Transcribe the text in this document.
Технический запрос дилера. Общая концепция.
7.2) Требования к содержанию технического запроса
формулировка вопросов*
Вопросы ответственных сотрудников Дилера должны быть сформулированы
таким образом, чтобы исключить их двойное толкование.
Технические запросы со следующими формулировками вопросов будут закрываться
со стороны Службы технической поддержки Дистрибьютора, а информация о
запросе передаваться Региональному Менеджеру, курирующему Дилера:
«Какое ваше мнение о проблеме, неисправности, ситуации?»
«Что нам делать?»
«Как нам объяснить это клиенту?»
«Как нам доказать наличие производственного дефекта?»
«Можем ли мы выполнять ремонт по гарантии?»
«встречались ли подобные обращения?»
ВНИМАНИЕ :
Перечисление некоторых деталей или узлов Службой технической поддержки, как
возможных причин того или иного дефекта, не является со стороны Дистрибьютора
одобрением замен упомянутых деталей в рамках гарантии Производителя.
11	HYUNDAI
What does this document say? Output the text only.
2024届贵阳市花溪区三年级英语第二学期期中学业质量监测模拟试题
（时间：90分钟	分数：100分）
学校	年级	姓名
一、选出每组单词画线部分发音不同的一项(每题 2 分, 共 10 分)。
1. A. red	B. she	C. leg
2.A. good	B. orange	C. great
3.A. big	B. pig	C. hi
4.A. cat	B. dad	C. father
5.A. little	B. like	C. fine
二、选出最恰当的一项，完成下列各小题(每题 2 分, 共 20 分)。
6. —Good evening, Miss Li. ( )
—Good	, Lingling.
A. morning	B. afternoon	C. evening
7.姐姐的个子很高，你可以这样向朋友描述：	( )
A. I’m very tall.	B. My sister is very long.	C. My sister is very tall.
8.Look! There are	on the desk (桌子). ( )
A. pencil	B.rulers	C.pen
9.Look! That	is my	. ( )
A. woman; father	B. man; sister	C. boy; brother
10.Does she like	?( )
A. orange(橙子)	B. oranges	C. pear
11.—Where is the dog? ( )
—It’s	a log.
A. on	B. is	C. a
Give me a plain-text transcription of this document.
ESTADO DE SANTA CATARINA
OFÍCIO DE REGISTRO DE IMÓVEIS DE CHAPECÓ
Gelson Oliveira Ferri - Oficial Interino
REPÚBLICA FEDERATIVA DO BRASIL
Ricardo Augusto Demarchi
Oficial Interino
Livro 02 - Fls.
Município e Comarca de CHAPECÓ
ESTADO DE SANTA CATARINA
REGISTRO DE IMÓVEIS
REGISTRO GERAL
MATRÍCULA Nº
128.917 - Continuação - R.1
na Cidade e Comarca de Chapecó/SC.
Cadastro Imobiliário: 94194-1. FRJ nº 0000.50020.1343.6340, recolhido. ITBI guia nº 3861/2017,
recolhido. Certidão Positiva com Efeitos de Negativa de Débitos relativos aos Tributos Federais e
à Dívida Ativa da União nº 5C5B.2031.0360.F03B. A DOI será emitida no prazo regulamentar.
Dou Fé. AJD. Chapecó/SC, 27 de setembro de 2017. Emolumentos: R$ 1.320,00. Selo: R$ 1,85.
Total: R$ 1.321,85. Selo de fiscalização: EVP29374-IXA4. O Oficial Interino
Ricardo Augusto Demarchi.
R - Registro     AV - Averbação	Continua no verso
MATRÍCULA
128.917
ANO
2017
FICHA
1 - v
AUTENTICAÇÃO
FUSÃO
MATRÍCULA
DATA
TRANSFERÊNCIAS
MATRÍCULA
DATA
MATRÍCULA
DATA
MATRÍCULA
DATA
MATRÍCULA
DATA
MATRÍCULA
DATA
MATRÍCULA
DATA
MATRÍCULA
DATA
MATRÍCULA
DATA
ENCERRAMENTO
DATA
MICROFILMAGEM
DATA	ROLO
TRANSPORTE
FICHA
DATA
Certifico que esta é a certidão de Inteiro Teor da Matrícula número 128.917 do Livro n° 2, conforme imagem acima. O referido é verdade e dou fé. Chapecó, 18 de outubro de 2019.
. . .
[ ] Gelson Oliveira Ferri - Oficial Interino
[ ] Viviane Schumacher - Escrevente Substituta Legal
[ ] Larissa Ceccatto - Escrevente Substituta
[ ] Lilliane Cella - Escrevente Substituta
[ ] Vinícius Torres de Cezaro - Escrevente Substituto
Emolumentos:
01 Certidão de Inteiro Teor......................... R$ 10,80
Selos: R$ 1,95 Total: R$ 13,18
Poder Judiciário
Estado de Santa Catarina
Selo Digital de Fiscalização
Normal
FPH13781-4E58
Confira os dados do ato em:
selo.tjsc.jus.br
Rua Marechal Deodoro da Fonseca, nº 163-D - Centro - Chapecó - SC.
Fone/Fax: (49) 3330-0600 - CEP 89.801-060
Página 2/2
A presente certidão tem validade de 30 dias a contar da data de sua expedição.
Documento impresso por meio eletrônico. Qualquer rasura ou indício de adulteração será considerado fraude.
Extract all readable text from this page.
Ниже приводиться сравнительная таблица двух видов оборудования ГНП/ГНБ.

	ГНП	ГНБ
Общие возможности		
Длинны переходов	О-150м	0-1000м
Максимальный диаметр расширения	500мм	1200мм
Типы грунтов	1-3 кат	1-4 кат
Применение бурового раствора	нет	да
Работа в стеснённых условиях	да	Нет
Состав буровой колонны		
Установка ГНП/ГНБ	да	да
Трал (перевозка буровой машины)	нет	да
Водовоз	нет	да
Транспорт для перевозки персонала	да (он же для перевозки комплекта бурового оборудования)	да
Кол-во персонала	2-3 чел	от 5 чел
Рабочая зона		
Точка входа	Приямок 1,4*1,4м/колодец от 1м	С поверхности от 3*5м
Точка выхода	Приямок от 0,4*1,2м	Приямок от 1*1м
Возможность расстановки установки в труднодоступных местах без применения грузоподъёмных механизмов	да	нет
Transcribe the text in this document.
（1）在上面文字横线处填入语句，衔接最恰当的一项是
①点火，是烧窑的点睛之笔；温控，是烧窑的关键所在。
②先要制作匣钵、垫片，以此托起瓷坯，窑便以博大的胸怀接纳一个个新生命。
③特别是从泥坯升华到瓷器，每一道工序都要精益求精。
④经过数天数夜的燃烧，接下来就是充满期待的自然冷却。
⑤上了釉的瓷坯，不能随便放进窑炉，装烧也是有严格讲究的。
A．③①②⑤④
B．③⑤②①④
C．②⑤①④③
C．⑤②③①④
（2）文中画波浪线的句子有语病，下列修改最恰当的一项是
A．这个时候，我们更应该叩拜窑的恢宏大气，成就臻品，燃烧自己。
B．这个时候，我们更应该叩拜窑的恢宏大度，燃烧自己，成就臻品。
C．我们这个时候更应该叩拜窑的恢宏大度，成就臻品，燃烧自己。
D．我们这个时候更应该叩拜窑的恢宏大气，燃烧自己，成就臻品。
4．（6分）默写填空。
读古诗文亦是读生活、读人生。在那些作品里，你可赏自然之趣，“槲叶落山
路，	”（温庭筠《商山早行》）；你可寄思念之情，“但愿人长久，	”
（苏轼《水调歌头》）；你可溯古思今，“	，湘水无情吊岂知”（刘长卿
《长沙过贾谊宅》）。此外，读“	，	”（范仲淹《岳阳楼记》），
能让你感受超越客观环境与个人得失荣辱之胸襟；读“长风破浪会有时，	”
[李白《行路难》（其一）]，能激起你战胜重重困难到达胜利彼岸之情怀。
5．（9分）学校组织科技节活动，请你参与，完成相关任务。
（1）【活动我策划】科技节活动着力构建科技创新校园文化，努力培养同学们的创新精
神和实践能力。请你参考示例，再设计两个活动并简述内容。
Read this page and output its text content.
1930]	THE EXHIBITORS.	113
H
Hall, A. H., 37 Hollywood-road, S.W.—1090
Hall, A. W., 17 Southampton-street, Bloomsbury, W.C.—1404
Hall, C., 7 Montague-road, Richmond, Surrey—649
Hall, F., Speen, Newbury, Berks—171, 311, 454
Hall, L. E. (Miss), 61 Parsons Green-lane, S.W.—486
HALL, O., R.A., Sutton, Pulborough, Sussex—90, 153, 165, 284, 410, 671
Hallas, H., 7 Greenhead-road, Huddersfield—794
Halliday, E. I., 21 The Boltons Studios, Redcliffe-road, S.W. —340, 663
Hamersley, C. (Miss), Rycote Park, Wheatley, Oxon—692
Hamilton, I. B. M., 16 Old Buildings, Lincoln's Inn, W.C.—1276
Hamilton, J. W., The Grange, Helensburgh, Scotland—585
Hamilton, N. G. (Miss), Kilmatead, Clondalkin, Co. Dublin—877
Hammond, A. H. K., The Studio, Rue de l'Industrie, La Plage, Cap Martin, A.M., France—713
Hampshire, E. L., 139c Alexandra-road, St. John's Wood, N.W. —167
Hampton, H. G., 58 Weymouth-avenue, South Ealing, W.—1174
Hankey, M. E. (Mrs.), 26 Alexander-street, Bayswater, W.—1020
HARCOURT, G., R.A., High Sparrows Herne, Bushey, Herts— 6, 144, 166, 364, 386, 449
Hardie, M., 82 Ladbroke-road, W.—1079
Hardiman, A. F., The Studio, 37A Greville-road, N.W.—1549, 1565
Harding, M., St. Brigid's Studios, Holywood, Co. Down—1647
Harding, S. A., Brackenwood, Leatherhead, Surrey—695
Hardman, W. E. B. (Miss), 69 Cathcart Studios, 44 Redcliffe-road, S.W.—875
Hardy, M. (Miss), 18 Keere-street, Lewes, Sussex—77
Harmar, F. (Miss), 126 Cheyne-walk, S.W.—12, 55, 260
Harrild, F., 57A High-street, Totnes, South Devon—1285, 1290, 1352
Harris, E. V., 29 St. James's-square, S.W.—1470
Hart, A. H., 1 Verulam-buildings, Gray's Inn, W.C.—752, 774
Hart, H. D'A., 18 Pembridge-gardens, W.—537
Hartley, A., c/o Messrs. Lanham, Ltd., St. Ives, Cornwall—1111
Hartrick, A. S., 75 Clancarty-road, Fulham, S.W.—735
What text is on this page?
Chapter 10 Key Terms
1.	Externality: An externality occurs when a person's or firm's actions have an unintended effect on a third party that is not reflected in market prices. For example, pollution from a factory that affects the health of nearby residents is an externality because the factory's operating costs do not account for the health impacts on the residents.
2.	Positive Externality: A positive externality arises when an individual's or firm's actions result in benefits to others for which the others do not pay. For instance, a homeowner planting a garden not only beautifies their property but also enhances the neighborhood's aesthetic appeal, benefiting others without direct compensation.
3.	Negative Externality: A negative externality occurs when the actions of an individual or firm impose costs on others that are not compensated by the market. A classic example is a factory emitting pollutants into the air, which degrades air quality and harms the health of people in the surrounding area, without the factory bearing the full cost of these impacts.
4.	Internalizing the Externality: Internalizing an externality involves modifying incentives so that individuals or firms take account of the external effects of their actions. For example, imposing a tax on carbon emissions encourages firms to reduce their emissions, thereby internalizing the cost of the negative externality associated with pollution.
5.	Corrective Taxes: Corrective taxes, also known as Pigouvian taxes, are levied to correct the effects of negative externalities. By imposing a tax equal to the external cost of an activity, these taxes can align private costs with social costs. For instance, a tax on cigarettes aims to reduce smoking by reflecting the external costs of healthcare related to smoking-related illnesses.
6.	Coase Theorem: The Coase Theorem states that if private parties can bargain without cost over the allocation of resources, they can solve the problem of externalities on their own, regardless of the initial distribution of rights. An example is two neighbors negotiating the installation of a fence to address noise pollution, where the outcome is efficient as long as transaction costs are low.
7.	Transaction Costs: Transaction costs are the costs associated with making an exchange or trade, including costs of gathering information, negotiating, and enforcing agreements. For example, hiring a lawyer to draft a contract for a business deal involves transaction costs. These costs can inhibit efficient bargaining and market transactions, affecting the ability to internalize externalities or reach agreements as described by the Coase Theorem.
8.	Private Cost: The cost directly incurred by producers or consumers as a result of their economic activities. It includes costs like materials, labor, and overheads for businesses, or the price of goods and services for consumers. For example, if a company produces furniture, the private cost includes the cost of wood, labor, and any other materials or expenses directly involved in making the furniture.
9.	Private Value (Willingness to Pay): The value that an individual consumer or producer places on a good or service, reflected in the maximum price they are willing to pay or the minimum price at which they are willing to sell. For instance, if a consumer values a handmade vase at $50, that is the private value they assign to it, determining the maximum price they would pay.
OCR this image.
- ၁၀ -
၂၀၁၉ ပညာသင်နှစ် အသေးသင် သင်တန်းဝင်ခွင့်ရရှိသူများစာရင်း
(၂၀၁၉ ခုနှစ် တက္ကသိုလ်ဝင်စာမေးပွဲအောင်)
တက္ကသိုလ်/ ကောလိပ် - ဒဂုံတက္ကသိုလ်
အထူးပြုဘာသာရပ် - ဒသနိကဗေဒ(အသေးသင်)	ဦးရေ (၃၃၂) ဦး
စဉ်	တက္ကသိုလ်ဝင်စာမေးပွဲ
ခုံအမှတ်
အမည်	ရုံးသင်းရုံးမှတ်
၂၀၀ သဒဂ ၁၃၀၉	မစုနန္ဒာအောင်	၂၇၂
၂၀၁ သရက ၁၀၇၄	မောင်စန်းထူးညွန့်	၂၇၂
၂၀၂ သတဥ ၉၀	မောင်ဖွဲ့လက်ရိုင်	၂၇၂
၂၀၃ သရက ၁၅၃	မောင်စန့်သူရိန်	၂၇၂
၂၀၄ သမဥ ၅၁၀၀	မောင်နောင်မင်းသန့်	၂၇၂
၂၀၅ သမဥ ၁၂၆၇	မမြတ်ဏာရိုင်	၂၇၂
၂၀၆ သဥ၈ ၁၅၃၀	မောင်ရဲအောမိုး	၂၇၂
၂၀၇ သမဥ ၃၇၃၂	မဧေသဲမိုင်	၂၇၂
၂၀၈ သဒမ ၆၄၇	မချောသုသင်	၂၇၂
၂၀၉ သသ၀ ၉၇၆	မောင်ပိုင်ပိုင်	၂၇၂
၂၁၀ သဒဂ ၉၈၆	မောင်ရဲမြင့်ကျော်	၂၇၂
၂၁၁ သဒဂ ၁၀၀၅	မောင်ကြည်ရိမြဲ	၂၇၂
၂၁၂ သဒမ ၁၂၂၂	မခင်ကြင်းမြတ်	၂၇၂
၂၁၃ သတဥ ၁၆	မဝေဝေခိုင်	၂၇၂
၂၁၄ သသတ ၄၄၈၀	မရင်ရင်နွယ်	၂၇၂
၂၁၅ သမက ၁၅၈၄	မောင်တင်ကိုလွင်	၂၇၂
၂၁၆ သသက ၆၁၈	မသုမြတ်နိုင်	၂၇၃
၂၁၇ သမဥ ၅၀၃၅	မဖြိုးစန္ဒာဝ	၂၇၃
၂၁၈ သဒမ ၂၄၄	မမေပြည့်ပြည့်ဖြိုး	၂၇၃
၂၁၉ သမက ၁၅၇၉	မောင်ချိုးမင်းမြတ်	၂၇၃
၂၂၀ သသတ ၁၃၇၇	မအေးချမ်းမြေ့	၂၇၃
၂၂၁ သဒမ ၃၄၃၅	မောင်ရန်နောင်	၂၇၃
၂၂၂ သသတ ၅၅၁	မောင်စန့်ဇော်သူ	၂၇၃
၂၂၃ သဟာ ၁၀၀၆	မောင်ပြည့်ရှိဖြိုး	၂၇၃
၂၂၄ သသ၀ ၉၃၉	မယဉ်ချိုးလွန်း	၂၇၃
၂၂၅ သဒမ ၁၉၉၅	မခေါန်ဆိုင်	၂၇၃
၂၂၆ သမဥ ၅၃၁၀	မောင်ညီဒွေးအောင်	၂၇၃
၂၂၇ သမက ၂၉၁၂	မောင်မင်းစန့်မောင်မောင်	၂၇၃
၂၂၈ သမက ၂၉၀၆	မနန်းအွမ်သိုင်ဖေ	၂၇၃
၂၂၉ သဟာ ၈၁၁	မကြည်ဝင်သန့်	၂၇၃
++++++
#### SET PROBLEM
Copy every line above in which the string "Oliveira" shows up.

#### SOLUTION TO THIS EXERCISE
Gelson Oliveira Ferri - Oficial Interino
[ ] Gelson Oliveira Ferri - Oficial Interino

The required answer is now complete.